• Records shown:
▬▬▬▬▬▬▬▬▬▬

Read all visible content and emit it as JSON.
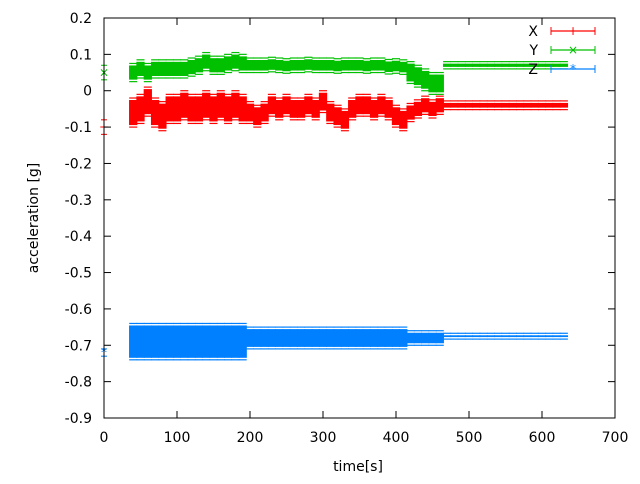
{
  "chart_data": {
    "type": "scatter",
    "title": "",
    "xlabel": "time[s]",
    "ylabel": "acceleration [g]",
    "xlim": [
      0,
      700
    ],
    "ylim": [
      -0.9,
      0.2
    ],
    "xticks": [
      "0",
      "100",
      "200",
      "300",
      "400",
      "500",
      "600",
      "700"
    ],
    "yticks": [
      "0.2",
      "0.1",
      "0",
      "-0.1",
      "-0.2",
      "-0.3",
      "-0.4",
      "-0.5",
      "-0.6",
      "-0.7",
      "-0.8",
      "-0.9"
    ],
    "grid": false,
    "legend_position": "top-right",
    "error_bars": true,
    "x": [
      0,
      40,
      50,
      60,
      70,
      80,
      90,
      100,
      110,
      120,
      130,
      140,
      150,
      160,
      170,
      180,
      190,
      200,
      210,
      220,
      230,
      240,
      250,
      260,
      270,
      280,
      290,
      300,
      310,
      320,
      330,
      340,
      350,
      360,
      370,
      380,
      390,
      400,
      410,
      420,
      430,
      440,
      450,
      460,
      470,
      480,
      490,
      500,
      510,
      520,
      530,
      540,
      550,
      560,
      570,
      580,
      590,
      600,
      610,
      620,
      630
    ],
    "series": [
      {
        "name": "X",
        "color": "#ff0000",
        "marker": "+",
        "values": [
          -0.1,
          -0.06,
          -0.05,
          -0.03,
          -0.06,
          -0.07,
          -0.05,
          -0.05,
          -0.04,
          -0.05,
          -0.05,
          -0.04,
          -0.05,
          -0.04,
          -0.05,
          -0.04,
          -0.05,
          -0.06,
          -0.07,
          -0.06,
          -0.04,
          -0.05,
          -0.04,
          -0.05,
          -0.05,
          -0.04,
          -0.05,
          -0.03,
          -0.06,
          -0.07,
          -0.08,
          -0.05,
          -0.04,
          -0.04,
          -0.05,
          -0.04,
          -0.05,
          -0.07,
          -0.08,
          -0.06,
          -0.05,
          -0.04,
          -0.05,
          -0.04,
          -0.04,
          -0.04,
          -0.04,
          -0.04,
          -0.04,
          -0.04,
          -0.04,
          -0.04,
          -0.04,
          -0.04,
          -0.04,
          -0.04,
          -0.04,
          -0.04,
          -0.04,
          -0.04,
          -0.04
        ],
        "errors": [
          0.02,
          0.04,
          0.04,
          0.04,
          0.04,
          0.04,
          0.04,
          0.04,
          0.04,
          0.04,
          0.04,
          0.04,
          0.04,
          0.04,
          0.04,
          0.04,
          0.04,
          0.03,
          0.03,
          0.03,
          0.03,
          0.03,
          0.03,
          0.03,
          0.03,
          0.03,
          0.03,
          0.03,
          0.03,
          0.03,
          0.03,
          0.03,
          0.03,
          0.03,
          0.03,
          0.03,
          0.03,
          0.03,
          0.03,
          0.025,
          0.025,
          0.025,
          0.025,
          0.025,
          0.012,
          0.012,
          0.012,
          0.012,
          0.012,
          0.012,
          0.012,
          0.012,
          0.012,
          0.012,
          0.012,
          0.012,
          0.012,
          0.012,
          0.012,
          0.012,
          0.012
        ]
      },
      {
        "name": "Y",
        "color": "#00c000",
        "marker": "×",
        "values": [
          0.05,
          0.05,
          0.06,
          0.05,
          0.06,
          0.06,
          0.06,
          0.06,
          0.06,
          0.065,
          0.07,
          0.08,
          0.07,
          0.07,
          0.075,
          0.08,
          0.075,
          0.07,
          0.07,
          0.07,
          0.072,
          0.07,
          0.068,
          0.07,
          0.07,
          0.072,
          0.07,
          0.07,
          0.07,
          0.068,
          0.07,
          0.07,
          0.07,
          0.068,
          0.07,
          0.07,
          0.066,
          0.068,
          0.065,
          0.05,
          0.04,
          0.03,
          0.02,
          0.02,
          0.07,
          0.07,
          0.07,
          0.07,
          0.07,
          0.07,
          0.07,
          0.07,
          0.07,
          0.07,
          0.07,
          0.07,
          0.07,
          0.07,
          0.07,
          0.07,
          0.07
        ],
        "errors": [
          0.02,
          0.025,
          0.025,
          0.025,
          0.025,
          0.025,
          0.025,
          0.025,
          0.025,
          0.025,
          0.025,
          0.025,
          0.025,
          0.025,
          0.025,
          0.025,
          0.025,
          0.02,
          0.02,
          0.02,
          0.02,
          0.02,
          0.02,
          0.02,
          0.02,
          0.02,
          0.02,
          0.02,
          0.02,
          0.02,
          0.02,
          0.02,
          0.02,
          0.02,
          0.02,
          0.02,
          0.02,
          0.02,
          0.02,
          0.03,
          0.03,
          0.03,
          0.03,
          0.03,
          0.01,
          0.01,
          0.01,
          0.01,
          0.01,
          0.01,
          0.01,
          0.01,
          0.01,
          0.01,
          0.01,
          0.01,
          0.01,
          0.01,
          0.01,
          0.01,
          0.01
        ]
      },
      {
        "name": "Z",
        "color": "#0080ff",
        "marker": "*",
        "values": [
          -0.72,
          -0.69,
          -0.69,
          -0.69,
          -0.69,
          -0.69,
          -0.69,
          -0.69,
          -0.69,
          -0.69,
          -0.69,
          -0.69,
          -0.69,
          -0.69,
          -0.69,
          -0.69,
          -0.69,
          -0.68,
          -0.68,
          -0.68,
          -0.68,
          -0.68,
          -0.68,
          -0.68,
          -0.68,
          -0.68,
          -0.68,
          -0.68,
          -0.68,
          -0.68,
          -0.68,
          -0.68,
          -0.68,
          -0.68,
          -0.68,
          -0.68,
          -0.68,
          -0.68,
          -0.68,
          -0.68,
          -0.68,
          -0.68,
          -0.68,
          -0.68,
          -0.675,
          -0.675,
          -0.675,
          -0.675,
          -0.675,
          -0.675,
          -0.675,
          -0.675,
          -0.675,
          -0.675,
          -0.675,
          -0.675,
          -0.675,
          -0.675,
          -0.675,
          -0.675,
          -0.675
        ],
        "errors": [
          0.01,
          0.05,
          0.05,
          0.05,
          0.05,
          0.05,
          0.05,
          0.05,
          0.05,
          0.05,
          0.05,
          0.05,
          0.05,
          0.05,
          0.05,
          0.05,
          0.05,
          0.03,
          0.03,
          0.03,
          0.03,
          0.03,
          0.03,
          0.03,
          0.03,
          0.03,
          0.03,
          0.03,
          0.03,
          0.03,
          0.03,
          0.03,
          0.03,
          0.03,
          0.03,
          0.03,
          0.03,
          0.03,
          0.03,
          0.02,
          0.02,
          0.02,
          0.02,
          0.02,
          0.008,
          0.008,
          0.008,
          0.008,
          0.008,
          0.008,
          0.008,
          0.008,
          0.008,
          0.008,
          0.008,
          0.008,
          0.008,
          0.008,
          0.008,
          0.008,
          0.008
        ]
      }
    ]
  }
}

▬▬▬▬▬▬▬▬▬▬

Repeat the material above verbatim, with no pictures in the output.

Read all visible content and emit it as JSON.
{
  "chart_data": {
    "type": "scatter",
    "title": "",
    "xlabel": "time[s]",
    "ylabel": "acceleration [g]",
    "xlim": [
      0,
      700
    ],
    "ylim": [
      -0.9,
      0.2
    ],
    "xticks": [
      "0",
      "100",
      "200",
      "300",
      "400",
      "500",
      "600",
      "700"
    ],
    "yticks": [
      "0.2",
      "0.1",
      "0",
      "-0.1",
      "-0.2",
      "-0.3",
      "-0.4",
      "-0.5",
      "-0.6",
      "-0.7",
      "-0.8",
      "-0.9"
    ],
    "grid": false,
    "legend_position": "top-right",
    "error_bars": true,
    "x": [
      0,
      40,
      50,
      60,
      70,
      80,
      90,
      100,
      110,
      120,
      130,
      140,
      150,
      160,
      170,
      180,
      190,
      200,
      210,
      220,
      230,
      240,
      250,
      260,
      270,
      280,
      290,
      300,
      310,
      320,
      330,
      340,
      350,
      360,
      370,
      380,
      390,
      400,
      410,
      420,
      430,
      440,
      450,
      460,
      470,
      480,
      490,
      500,
      510,
      520,
      530,
      540,
      550,
      560,
      570,
      580,
      590,
      600,
      610,
      620,
      630
    ],
    "series": [
      {
        "name": "X",
        "color": "#ff0000",
        "marker": "+",
        "values": [
          -0.1,
          -0.06,
          -0.05,
          -0.03,
          -0.06,
          -0.07,
          -0.05,
          -0.05,
          -0.04,
          -0.05,
          -0.05,
          -0.04,
          -0.05,
          -0.04,
          -0.05,
          -0.04,
          -0.05,
          -0.06,
          -0.07,
          -0.06,
          -0.04,
          -0.05,
          -0.04,
          -0.05,
          -0.05,
          -0.04,
          -0.05,
          -0.03,
          -0.06,
          -0.07,
          -0.08,
          -0.05,
          -0.04,
          -0.04,
          -0.05,
          -0.04,
          -0.05,
          -0.07,
          -0.08,
          -0.06,
          -0.05,
          -0.04,
          -0.05,
          -0.04,
          -0.04,
          -0.04,
          -0.04,
          -0.04,
          -0.04,
          -0.04,
          -0.04,
          -0.04,
          -0.04,
          -0.04,
          -0.04,
          -0.04,
          -0.04,
          -0.04,
          -0.04,
          -0.04,
          -0.04
        ],
        "errors": [
          0.02,
          0.04,
          0.04,
          0.04,
          0.04,
          0.04,
          0.04,
          0.04,
          0.04,
          0.04,
          0.04,
          0.04,
          0.04,
          0.04,
          0.04,
          0.04,
          0.04,
          0.03,
          0.03,
          0.03,
          0.03,
          0.03,
          0.03,
          0.03,
          0.03,
          0.03,
          0.03,
          0.03,
          0.03,
          0.03,
          0.03,
          0.03,
          0.03,
          0.03,
          0.03,
          0.03,
          0.03,
          0.03,
          0.03,
          0.025,
          0.025,
          0.025,
          0.025,
          0.025,
          0.012,
          0.012,
          0.012,
          0.012,
          0.012,
          0.012,
          0.012,
          0.012,
          0.012,
          0.012,
          0.012,
          0.012,
          0.012,
          0.012,
          0.012,
          0.012,
          0.012
        ]
      },
      {
        "name": "Y",
        "color": "#00c000",
        "marker": "×",
        "values": [
          0.05,
          0.05,
          0.06,
          0.05,
          0.06,
          0.06,
          0.06,
          0.06,
          0.06,
          0.065,
          0.07,
          0.08,
          0.07,
          0.07,
          0.075,
          0.08,
          0.075,
          0.07,
          0.07,
          0.07,
          0.072,
          0.07,
          0.068,
          0.07,
          0.07,
          0.072,
          0.07,
          0.07,
          0.07,
          0.068,
          0.07,
          0.07,
          0.07,
          0.068,
          0.07,
          0.07,
          0.066,
          0.068,
          0.065,
          0.05,
          0.04,
          0.03,
          0.02,
          0.02,
          0.07,
          0.07,
          0.07,
          0.07,
          0.07,
          0.07,
          0.07,
          0.07,
          0.07,
          0.07,
          0.07,
          0.07,
          0.07,
          0.07,
          0.07,
          0.07,
          0.07
        ],
        "errors": [
          0.02,
          0.025,
          0.025,
          0.025,
          0.025,
          0.025,
          0.025,
          0.025,
          0.025,
          0.025,
          0.025,
          0.025,
          0.025,
          0.025,
          0.025,
          0.025,
          0.025,
          0.02,
          0.02,
          0.02,
          0.02,
          0.02,
          0.02,
          0.02,
          0.02,
          0.02,
          0.02,
          0.02,
          0.02,
          0.02,
          0.02,
          0.02,
          0.02,
          0.02,
          0.02,
          0.02,
          0.02,
          0.02,
          0.02,
          0.03,
          0.03,
          0.03,
          0.03,
          0.03,
          0.01,
          0.01,
          0.01,
          0.01,
          0.01,
          0.01,
          0.01,
          0.01,
          0.01,
          0.01,
          0.01,
          0.01,
          0.01,
          0.01,
          0.01,
          0.01,
          0.01
        ]
      },
      {
        "name": "Z",
        "color": "#0080ff",
        "marker": "*",
        "values": [
          -0.72,
          -0.69,
          -0.69,
          -0.69,
          -0.69,
          -0.69,
          -0.69,
          -0.69,
          -0.69,
          -0.69,
          -0.69,
          -0.69,
          -0.69,
          -0.69,
          -0.69,
          -0.69,
          -0.69,
          -0.68,
          -0.68,
          -0.68,
          -0.68,
          -0.68,
          -0.68,
          -0.68,
          -0.68,
          -0.68,
          -0.68,
          -0.68,
          -0.68,
          -0.68,
          -0.68,
          -0.68,
          -0.68,
          -0.68,
          -0.68,
          -0.68,
          -0.68,
          -0.68,
          -0.68,
          -0.68,
          -0.68,
          -0.68,
          -0.68,
          -0.68,
          -0.675,
          -0.675,
          -0.675,
          -0.675,
          -0.675,
          -0.675,
          -0.675,
          -0.675,
          -0.675,
          -0.675,
          -0.675,
          -0.675,
          -0.675,
          -0.675,
          -0.675,
          -0.675,
          -0.675
        ],
        "errors": [
          0.01,
          0.05,
          0.05,
          0.05,
          0.05,
          0.05,
          0.05,
          0.05,
          0.05,
          0.05,
          0.05,
          0.05,
          0.05,
          0.05,
          0.05,
          0.05,
          0.05,
          0.03,
          0.03,
          0.03,
          0.03,
          0.03,
          0.03,
          0.03,
          0.03,
          0.03,
          0.03,
          0.03,
          0.03,
          0.03,
          0.03,
          0.03,
          0.03,
          0.03,
          0.03,
          0.03,
          0.03,
          0.03,
          0.03,
          0.02,
          0.02,
          0.02,
          0.02,
          0.02,
          0.008,
          0.008,
          0.008,
          0.008,
          0.008,
          0.008,
          0.008,
          0.008,
          0.008,
          0.008,
          0.008,
          0.008,
          0.008,
          0.008,
          0.008,
          0.008,
          0.008
        ]
      }
    ]
  }
}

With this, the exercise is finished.